##### Record excerpts #####

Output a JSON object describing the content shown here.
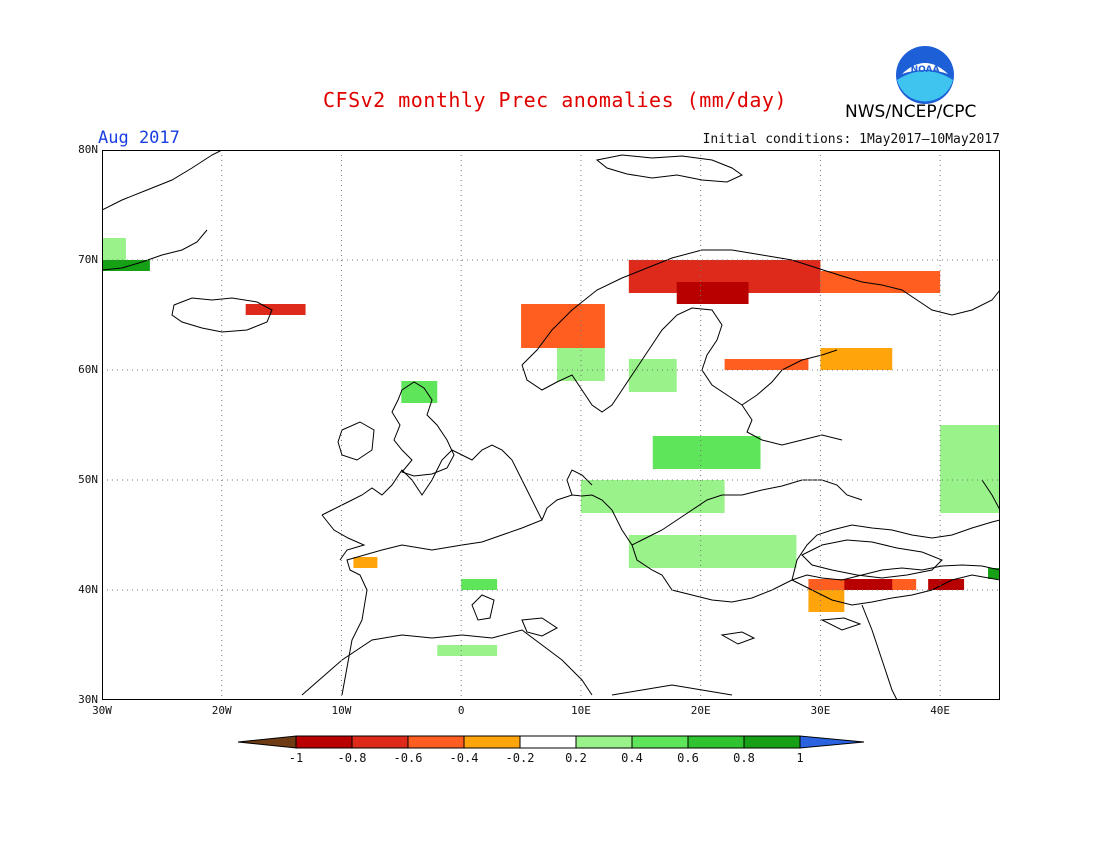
{
  "header": {
    "title": "CFSv2 monthly Prec anomalies (mm/day)",
    "period": "Aug 2017",
    "initial_conditions": "Initial conditions: 1May2017—10May2017",
    "agency": "NWS/NCEP/CPC",
    "logo": "noaa-logo-icon",
    "logo_text": "NOAA"
  },
  "map": {
    "lat_labels": [
      "80N",
      "70N",
      "60N",
      "50N",
      "40N",
      "30N"
    ],
    "lon_labels": [
      "30W",
      "20W",
      "10W",
      "0",
      "10E",
      "20E",
      "30E",
      "40E"
    ],
    "lon_range": [
      -30,
      45
    ],
    "lat_range": [
      30,
      80
    ],
    "grid": "dotted"
  },
  "legend": {
    "labels": [
      "-1",
      "-0.8",
      "-0.6",
      "-0.4",
      "-0.2",
      "0.2",
      "0.4",
      "0.6",
      "0.8",
      "1"
    ],
    "colors": [
      "#6e3b14",
      "#b80000",
      "#dd2a1a",
      "#ff5e20",
      "#ffa40a",
      "#ffffff",
      "#9af28a",
      "#5fe55a",
      "#30c330",
      "#16a016",
      "#2b62e0"
    ]
  },
  "chart_data": {
    "type": "heatmap",
    "title": "CFSv2 monthly Prec anomalies (mm/day)",
    "units": "mm/day",
    "anomaly_patches": [
      {
        "lon": [
          -30,
          -28
        ],
        "lat": [
          70,
          72
        ],
        "value": 0.3
      },
      {
        "lon": [
          -30,
          -26
        ],
        "lat": [
          69,
          70
        ],
        "value": 1.0
      },
      {
        "lon": [
          -18,
          -13
        ],
        "lat": [
          65,
          66
        ],
        "value": -0.6
      },
      {
        "lon": [
          5,
          12
        ],
        "lat": [
          62,
          66
        ],
        "value": -0.5
      },
      {
        "lon": [
          14,
          30
        ],
        "lat": [
          67,
          70
        ],
        "value": -0.6
      },
      {
        "lon": [
          18,
          24
        ],
        "lat": [
          66,
          68
        ],
        "value": -0.8
      },
      {
        "lon": [
          30,
          40
        ],
        "lat": [
          67,
          69
        ],
        "value": -0.4
      },
      {
        "lon": [
          30,
          36
        ],
        "lat": [
          60,
          62
        ],
        "value": -0.3
      },
      {
        "lon": [
          22,
          29
        ],
        "lat": [
          60,
          61
        ],
        "value": -0.5
      },
      {
        "lon": [
          8,
          12
        ],
        "lat": [
          59,
          62
        ],
        "value": 0.4
      },
      {
        "lon": [
          14,
          18
        ],
        "lat": [
          58,
          61
        ],
        "value": 0.3
      },
      {
        "lon": [
          16,
          25
        ],
        "lat": [
          51,
          54
        ],
        "value": 0.5
      },
      {
        "lon": [
          10,
          22
        ],
        "lat": [
          47,
          50
        ],
        "value": 0.4
      },
      {
        "lon": [
          14,
          28
        ],
        "lat": [
          42,
          45
        ],
        "value": 0.4
      },
      {
        "lon": [
          40,
          45
        ],
        "lat": [
          47,
          55
        ],
        "value": 0.3
      },
      {
        "lon": [
          -5,
          -2
        ],
        "lat": [
          57,
          59
        ],
        "value": 0.5
      },
      {
        "lon": [
          -9,
          -7
        ],
        "lat": [
          42,
          43
        ],
        "value": -0.3
      },
      {
        "lon": [
          0,
          3
        ],
        "lat": [
          40,
          41
        ],
        "value": 0.6
      },
      {
        "lon": [
          -2,
          3
        ],
        "lat": [
          34,
          35
        ],
        "value": 0.3
      },
      {
        "lon": [
          29,
          38
        ],
        "lat": [
          40,
          41
        ],
        "value": -0.5
      },
      {
        "lon": [
          32,
          36
        ],
        "lat": [
          40,
          41
        ],
        "value": -0.8
      },
      {
        "lon": [
          39,
          42
        ],
        "lat": [
          40,
          41
        ],
        "value": -0.8
      },
      {
        "lon": [
          29,
          32
        ],
        "lat": [
          38,
          40
        ],
        "value": -0.3
      },
      {
        "lon": [
          44,
          45
        ],
        "lat": [
          41,
          42
        ],
        "value": 1.0
      }
    ]
  }
}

#####

Exercise requirements: Go through the material above and print all of it exactly, except the pictures.

In response:
Output a JSON object describing the content shown here.
{
  "header": {
    "title": "CFSv2 monthly Prec anomalies (mm/day)",
    "period": "Aug 2017",
    "initial_conditions": "Initial conditions: 1May2017—10May2017",
    "agency": "NWS/NCEP/CPC",
    "logo": "noaa-logo-icon",
    "logo_text": "NOAA"
  },
  "map": {
    "lat_labels": [
      "80N",
      "70N",
      "60N",
      "50N",
      "40N",
      "30N"
    ],
    "lon_labels": [
      "30W",
      "20W",
      "10W",
      "0",
      "10E",
      "20E",
      "30E",
      "40E"
    ],
    "lon_range": [
      -30,
      45
    ],
    "lat_range": [
      30,
      80
    ],
    "grid": "dotted"
  },
  "legend": {
    "labels": [
      "-1",
      "-0.8",
      "-0.6",
      "-0.4",
      "-0.2",
      "0.2",
      "0.4",
      "0.6",
      "0.8",
      "1"
    ],
    "colors": [
      "#6e3b14",
      "#b80000",
      "#dd2a1a",
      "#ff5e20",
      "#ffa40a",
      "#ffffff",
      "#9af28a",
      "#5fe55a",
      "#30c330",
      "#16a016",
      "#2b62e0"
    ]
  },
  "chart_data": {
    "type": "heatmap",
    "title": "CFSv2 monthly Prec anomalies (mm/day)",
    "units": "mm/day",
    "anomaly_patches": [
      {
        "lon": [
          -30,
          -28
        ],
        "lat": [
          70,
          72
        ],
        "value": 0.3
      },
      {
        "lon": [
          -30,
          -26
        ],
        "lat": [
          69,
          70
        ],
        "value": 1.0
      },
      {
        "lon": [
          -18,
          -13
        ],
        "lat": [
          65,
          66
        ],
        "value": -0.6
      },
      {
        "lon": [
          5,
          12
        ],
        "lat": [
          62,
          66
        ],
        "value": -0.5
      },
      {
        "lon": [
          14,
          30
        ],
        "lat": [
          67,
          70
        ],
        "value": -0.6
      },
      {
        "lon": [
          18,
          24
        ],
        "lat": [
          66,
          68
        ],
        "value": -0.8
      },
      {
        "lon": [
          30,
          40
        ],
        "lat": [
          67,
          69
        ],
        "value": -0.4
      },
      {
        "lon": [
          30,
          36
        ],
        "lat": [
          60,
          62
        ],
        "value": -0.3
      },
      {
        "lon": [
          22,
          29
        ],
        "lat": [
          60,
          61
        ],
        "value": -0.5
      },
      {
        "lon": [
          8,
          12
        ],
        "lat": [
          59,
          62
        ],
        "value": 0.4
      },
      {
        "lon": [
          14,
          18
        ],
        "lat": [
          58,
          61
        ],
        "value": 0.3
      },
      {
        "lon": [
          16,
          25
        ],
        "lat": [
          51,
          54
        ],
        "value": 0.5
      },
      {
        "lon": [
          10,
          22
        ],
        "lat": [
          47,
          50
        ],
        "value": 0.4
      },
      {
        "lon": [
          14,
          28
        ],
        "lat": [
          42,
          45
        ],
        "value": 0.4
      },
      {
        "lon": [
          40,
          45
        ],
        "lat": [
          47,
          55
        ],
        "value": 0.3
      },
      {
        "lon": [
          -5,
          -2
        ],
        "lat": [
          57,
          59
        ],
        "value": 0.5
      },
      {
        "lon": [
          -9,
          -7
        ],
        "lat": [
          42,
          43
        ],
        "value": -0.3
      },
      {
        "lon": [
          0,
          3
        ],
        "lat": [
          40,
          41
        ],
        "value": 0.6
      },
      {
        "lon": [
          -2,
          3
        ],
        "lat": [
          34,
          35
        ],
        "value": 0.3
      },
      {
        "lon": [
          29,
          38
        ],
        "lat": [
          40,
          41
        ],
        "value": -0.5
      },
      {
        "lon": [
          32,
          36
        ],
        "lat": [
          40,
          41
        ],
        "value": -0.8
      },
      {
        "lon": [
          39,
          42
        ],
        "lat": [
          40,
          41
        ],
        "value": -0.8
      },
      {
        "lon": [
          29,
          32
        ],
        "lat": [
          38,
          40
        ],
        "value": -0.3
      },
      {
        "lon": [
          44,
          45
        ],
        "lat": [
          41,
          42
        ],
        "value": 1.0
      }
    ]
  }
}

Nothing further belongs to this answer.